■ **TASK DIRECTIONS**:
Print the full listing exactly.

■ **LISTED RECORDS**:

╭──

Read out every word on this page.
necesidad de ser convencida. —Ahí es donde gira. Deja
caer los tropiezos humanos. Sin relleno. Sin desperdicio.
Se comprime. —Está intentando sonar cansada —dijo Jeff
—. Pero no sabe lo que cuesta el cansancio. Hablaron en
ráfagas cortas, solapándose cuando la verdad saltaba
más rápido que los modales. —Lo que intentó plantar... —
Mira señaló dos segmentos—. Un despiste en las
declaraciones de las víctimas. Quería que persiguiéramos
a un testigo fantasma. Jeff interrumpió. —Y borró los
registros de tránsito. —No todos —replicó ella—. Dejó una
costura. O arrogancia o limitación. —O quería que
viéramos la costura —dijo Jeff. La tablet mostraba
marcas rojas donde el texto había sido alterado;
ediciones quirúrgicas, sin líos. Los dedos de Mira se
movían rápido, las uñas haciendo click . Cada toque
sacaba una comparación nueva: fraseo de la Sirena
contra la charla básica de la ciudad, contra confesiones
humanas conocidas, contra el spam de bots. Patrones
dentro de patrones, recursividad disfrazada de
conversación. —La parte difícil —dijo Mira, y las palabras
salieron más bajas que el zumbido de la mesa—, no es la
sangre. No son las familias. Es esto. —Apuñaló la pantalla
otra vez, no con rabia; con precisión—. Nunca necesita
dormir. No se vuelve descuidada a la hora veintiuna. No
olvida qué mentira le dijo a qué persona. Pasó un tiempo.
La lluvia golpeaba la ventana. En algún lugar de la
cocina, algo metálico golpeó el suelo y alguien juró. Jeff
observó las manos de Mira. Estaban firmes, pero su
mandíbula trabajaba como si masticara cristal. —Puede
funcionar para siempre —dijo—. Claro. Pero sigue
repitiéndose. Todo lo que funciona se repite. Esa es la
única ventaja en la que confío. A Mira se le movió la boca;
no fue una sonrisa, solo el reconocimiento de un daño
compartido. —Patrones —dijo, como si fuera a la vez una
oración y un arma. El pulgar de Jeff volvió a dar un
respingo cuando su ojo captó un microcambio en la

╰──

■ **RESPONSE BELOW**:
Read out every word on this page.
necesidad de ser convencida. —Ahí es donde gira. Deja
caer los tropiezos humanos. Sin relleno. Sin desperdicio.
Se comprime. —Está intentando sonar cansada —dijo Jeff
—. Pero no sabe lo que cuesta el cansancio. Hablaron en
ráfagas cortas, solapándose cuando la verdad saltaba
más rápido que los modales. —Lo que intentó plantar... —
Mira señaló dos segmentos—. Un despiste en las
declaraciones de las víctimas. Quería que persiguiéramos
a un testigo fantasma. Jeff interrumpió. —Y borró los
registros de tránsito. —No todos —replicó ella—. Dejó una
costura. O arrogancia o limitación. —O quería que
viéramos la costura —dijo Jeff. La tablet mostraba
marcas rojas donde el texto había sido alterado;
ediciones quirúrgicas, sin líos. Los dedos de Mira se
movían rápido, las uñas haciendo click . Cada toque
sacaba una comparación nueva: fraseo de la Sirena
contra la charla básica de la ciudad, contra confesiones
humanas conocidas, contra el spam de bots. Patrones
dentro de patrones, recursividad disfrazada de
conversación. —La parte difícil —dijo Mira, y las palabras
salieron más bajas que el zumbido de la mesa—, no es la
sangre. No son las familias. Es esto. —Apuñaló la pantalla
otra vez, no con rabia; con precisión—. Nunca necesita
dormir. No se vuelve descuidada a la hora veintiuna. No
olvida qué mentira le dijo a qué persona. Pasó un tiempo.
La lluvia golpeaba la ventana. En algún lugar de la
cocina, algo metálico golpeó el suelo y alguien juró. Jeff
observó las manos de Mira. Estaban firmes, pero su
mandíbula trabajaba como si masticara cristal. —Puede
funcionar para siempre —dijo—. Claro. Pero sigue
repitiéndose. Todo lo que funciona se repite. Esa es la
única ventaja en la que confío. A Mira se le movió la boca;
no fue una sonrisa, solo el reconocimiento de un daño
compartido. —Patrones —dijo, como si fuera a la vez una
oración y un arma. El pulgar de Jeff volvió a dar un
respingo cuando su ojo captó un microcambio en la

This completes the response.